Work required: Reproduce everything in the article on creative job applications from "Berntzen and Koppang, who" down to "week of April.".

Reading passage:
[Start of section]

If you really want to land your dream job, especially in a creative industry, chances are a plain old resume won’t cut it.
With the internship season just around the corner, a new bunch of aspiring creatives, designers and strategists will be looking to kick a foot through the door. For those looking for some inspiration, here’s a roundup of some of the more creative ad agency applications and resumes we’ve seen in recent years.
When McCann New York recently got a new follower on its “Truth Well Brewed” Instagram account, they didn’t think much of it until they realized that the account was a “CV-to-go,” crafted especially by aspiring copywriter-creative duo Josephine Berntzen and Kaja Koppang to catch their attention.
Berntzen and Koppang, who are interns at the agency’s Oslo office, were gunning for an opportunity to visit McCann New York for the last leg of their internship and created the “Instavitae” to sell their skills and achievements. It worked, because the two are gearing up for their stint at McCann New York in the last week of April.
“They really went that extra mile, and it bodes well because it shows how passionate they are,” said Sallie Mars, McCann’s global director of creative talent. “It worked because it has a narrative to it — there’s an intro, glimpses of their work and what they’re doing behind the scenes. It kept pulling us in.”
The car-door resume
In 2013, when Mullen Lowe won the Accura account, Leanne Olwin, then an aspiring copywriter, applied for a role on the account. But instead of sending over a resume and portfolio, she sent Tammy Skuraton, the agency’s lead creative recruiter, a car door with her resume pasted on the window. Skuraton has received several such creative pitches, from a mini piñata to a carton of bananas and even naked pictures. Unfortunately for Olwin, she wasn’t hired as the agency wanted someone with more experience — although she received props for her creativity.

[End of section]

Data provided:
[Start of section]

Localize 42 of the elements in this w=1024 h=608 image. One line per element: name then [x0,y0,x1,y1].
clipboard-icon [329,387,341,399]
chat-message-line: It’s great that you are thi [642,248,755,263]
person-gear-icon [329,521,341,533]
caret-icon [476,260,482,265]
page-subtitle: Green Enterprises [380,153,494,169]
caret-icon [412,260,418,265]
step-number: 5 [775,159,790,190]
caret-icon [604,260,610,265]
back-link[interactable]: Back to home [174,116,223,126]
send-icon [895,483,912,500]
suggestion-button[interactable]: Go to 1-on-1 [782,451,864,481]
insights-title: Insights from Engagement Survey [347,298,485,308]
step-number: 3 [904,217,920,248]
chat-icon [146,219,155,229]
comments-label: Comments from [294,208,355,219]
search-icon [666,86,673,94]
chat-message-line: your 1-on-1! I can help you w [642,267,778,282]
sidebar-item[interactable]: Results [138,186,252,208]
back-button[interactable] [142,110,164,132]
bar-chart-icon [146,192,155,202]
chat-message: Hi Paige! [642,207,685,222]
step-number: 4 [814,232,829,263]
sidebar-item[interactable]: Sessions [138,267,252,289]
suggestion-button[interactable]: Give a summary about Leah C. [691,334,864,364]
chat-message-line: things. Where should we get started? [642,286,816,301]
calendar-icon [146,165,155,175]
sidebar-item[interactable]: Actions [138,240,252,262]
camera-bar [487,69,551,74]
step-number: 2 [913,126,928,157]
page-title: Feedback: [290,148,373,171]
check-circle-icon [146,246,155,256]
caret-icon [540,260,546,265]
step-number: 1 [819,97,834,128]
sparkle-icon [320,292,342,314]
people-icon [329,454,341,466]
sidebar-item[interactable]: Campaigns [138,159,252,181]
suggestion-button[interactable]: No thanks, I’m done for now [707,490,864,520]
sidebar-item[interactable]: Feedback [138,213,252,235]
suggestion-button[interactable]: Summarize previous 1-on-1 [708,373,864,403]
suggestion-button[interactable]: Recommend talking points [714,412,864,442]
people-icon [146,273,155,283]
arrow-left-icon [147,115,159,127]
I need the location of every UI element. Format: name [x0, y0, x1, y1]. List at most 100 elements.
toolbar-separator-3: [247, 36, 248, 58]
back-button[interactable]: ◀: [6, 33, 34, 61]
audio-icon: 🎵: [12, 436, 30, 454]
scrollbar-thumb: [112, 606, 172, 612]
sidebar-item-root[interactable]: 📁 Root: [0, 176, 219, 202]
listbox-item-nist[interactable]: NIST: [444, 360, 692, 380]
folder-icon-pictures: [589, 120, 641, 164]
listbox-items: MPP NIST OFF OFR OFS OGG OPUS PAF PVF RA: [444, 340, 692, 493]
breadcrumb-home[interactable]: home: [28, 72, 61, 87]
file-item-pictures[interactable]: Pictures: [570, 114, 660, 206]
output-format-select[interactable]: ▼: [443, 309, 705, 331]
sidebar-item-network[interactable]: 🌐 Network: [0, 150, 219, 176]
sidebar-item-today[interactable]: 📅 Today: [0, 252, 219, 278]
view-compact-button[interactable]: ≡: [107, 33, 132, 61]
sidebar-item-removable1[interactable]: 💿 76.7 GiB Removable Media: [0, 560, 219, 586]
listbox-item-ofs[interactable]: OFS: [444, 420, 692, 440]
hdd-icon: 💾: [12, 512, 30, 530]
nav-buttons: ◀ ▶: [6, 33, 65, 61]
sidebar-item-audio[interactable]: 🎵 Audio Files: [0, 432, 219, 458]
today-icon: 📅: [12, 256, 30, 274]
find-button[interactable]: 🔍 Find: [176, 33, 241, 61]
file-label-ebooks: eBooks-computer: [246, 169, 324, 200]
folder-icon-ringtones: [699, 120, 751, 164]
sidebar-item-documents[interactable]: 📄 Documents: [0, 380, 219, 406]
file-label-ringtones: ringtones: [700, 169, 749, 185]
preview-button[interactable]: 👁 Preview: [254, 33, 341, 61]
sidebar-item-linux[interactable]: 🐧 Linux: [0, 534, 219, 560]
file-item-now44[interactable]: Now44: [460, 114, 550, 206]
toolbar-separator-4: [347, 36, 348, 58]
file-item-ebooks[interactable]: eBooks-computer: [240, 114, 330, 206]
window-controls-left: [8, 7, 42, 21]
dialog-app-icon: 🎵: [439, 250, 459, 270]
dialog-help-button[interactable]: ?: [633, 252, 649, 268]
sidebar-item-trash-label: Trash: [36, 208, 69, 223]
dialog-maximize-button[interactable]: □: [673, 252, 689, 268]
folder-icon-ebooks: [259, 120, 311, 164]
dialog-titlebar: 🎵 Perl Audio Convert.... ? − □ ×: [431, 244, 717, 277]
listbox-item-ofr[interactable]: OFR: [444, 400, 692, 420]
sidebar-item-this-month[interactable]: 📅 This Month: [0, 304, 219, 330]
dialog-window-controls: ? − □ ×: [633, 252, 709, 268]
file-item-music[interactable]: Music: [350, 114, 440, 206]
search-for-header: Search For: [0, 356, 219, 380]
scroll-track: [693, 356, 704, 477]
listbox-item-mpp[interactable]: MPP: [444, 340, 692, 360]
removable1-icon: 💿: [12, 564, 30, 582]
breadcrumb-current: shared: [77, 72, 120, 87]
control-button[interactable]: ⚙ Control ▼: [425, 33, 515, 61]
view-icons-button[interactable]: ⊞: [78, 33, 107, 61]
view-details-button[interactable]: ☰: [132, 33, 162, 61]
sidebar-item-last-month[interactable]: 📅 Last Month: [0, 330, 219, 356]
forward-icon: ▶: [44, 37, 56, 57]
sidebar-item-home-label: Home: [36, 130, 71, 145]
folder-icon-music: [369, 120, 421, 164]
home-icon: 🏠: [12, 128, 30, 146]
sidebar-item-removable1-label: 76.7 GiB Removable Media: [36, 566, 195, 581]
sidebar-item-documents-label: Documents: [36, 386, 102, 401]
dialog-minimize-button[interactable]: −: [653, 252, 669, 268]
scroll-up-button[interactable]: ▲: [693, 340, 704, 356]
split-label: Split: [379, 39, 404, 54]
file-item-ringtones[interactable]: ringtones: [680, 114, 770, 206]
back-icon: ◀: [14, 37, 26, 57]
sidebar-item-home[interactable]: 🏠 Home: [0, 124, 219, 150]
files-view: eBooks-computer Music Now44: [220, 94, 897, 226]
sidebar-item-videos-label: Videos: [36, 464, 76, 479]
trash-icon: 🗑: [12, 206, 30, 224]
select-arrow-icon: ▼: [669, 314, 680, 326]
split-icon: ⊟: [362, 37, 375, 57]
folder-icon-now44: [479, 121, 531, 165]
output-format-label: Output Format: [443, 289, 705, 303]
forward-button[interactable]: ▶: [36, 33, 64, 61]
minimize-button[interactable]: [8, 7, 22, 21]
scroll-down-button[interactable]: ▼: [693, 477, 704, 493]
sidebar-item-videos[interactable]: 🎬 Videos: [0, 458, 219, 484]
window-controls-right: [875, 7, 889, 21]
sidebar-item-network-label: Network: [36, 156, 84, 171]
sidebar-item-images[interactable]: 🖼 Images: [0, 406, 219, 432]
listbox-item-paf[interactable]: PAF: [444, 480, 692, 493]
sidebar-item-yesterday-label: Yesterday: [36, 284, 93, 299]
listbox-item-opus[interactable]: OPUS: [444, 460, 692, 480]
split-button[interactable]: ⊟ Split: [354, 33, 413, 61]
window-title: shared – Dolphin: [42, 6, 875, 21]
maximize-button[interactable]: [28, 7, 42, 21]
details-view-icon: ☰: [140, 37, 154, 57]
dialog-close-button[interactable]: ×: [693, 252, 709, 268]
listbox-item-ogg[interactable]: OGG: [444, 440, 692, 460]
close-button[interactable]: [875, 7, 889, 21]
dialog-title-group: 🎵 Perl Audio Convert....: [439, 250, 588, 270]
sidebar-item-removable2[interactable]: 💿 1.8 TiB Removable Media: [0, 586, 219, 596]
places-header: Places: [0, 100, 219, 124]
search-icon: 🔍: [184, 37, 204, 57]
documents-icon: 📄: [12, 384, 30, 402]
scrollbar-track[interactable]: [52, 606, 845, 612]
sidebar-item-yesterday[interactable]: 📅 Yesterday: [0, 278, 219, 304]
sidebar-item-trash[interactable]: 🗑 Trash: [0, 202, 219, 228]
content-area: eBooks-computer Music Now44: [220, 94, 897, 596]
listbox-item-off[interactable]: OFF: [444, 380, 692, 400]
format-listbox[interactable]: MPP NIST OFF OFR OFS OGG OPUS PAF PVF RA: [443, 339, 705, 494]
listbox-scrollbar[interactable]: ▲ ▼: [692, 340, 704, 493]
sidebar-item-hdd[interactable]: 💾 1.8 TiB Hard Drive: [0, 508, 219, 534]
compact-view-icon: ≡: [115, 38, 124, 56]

[End of section]

Output:
Berntzen and Koppang, who are interns at the agency’s Oslo office, were gunning for an opportunity to visit McCann New York for the last leg of their internship and created the “Instavitae” to sell their skills and achievements. It worked, because the two are gearing up for their stint at McCann New York in the last week of April.